BEGIN

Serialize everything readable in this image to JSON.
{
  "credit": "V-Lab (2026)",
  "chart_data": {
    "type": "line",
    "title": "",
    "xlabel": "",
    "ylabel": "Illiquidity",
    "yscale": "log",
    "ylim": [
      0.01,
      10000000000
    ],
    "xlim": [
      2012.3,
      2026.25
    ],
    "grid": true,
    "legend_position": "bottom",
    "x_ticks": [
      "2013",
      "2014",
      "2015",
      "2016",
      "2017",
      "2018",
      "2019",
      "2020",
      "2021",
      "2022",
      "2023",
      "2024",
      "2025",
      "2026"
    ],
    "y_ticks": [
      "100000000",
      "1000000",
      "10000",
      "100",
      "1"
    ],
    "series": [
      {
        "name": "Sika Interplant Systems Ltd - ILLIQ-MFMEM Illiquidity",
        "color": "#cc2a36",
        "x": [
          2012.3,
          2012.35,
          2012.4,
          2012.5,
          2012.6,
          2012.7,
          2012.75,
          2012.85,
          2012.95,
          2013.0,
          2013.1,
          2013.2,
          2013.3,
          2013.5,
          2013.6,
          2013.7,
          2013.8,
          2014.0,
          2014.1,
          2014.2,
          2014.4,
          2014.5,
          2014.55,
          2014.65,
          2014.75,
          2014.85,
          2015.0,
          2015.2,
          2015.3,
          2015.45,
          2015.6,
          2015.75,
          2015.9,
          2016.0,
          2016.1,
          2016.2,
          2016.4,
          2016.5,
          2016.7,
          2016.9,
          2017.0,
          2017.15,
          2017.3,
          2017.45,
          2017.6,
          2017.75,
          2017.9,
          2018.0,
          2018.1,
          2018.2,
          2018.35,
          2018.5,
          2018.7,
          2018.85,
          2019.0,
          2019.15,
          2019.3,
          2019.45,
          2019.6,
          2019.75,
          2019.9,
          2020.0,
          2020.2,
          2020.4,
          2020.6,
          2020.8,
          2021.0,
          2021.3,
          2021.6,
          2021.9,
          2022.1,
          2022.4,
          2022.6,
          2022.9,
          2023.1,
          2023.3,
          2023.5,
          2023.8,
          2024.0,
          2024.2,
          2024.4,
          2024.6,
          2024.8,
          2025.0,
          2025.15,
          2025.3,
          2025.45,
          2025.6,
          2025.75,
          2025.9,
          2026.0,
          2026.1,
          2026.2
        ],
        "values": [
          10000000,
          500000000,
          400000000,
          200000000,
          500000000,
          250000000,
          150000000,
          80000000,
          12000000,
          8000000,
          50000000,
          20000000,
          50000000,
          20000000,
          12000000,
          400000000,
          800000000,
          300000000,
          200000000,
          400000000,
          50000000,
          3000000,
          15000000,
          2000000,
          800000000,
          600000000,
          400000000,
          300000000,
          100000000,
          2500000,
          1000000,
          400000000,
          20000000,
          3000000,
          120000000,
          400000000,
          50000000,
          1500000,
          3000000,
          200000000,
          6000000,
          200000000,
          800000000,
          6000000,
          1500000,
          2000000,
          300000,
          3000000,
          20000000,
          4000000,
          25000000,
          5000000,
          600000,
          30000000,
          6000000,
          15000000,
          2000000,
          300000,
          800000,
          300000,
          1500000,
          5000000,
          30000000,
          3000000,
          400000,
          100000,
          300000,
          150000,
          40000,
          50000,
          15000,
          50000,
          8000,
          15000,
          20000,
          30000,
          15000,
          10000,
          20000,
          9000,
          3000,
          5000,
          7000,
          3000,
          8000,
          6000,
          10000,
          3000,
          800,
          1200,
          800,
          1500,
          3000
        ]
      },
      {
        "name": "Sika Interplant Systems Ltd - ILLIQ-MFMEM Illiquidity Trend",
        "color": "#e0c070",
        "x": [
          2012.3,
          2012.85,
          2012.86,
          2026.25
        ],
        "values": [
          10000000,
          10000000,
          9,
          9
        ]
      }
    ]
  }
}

END

## Given task
Make a tally of the lines in this data that include the string "Illiquidity", and answer with that tally alone.

## Full solution
3